Your instructions:
Filter the entries below, keeping only lines with the word "Ultra".

Data rows:

= = = = = = =

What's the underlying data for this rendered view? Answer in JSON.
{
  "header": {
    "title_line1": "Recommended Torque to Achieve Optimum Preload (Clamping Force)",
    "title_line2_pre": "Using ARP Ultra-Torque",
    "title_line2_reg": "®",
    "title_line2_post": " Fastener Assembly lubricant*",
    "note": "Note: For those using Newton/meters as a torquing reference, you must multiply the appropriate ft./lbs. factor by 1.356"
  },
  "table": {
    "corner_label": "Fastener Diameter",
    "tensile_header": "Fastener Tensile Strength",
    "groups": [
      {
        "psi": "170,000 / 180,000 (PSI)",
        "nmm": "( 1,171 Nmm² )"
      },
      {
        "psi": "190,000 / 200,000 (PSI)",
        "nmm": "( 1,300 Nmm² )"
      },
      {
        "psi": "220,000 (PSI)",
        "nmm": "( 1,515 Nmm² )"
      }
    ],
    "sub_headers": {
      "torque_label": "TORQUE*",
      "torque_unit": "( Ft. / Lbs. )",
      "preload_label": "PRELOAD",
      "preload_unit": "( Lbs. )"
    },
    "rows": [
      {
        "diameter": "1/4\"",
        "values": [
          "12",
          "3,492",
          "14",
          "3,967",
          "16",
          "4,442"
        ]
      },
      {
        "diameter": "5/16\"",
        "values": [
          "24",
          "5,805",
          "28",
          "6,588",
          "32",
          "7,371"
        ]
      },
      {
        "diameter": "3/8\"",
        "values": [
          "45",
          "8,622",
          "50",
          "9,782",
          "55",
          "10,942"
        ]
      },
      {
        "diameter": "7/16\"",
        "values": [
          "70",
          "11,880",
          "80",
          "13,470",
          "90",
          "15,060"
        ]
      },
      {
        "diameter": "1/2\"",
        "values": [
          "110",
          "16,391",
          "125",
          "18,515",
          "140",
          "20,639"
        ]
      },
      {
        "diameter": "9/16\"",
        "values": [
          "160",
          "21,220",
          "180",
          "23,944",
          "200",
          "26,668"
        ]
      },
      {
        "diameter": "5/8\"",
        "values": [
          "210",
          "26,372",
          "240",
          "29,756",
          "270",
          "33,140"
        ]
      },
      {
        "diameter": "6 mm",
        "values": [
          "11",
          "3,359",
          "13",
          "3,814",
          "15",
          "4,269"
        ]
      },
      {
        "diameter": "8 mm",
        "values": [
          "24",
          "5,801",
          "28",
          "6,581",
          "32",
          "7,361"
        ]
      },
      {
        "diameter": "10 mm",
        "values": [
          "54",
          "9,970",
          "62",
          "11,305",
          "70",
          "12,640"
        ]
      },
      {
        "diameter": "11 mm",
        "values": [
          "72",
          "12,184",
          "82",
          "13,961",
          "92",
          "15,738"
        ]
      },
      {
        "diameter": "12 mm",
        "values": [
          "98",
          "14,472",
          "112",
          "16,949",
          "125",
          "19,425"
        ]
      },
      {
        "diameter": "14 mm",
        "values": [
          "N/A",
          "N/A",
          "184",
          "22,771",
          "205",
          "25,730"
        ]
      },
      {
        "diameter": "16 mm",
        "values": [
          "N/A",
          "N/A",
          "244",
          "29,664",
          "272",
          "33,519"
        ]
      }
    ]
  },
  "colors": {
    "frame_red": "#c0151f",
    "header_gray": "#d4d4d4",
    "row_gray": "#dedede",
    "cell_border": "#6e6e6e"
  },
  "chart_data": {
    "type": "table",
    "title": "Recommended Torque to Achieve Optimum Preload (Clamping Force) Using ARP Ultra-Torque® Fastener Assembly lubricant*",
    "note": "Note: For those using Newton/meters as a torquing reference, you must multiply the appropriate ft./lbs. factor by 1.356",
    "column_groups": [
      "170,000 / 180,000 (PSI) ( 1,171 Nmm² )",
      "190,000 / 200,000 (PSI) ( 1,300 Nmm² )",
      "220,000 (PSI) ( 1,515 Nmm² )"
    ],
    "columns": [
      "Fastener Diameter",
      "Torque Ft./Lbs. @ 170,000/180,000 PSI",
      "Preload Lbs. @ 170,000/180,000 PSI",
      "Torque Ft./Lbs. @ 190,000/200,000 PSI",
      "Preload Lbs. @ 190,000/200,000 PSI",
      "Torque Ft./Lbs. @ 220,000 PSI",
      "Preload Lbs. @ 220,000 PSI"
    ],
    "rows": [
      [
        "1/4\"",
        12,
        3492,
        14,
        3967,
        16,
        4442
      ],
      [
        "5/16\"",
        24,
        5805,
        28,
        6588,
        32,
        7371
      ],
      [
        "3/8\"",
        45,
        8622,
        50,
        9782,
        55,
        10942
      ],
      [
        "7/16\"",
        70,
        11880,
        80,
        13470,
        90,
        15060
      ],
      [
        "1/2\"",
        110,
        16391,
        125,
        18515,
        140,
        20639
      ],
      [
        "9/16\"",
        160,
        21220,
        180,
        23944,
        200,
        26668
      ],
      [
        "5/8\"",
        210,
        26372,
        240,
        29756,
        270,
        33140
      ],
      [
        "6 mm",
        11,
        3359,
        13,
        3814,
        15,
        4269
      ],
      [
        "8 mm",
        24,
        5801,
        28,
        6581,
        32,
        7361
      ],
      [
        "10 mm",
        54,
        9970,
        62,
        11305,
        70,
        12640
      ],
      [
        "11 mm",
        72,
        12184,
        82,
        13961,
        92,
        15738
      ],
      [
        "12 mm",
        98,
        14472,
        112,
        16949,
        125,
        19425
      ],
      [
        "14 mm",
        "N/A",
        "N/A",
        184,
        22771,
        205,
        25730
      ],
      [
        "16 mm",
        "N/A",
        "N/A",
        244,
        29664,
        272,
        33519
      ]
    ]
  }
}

= = = = = = =

Exercise result:
    "title_line2_pre": "Using ARP Ultra-Torque",
    "title": "Recommended Torque to Achieve Optimum Preload (Clamping Force) Using ARP Ultra-Torque® Fastener Assembly lubricant*",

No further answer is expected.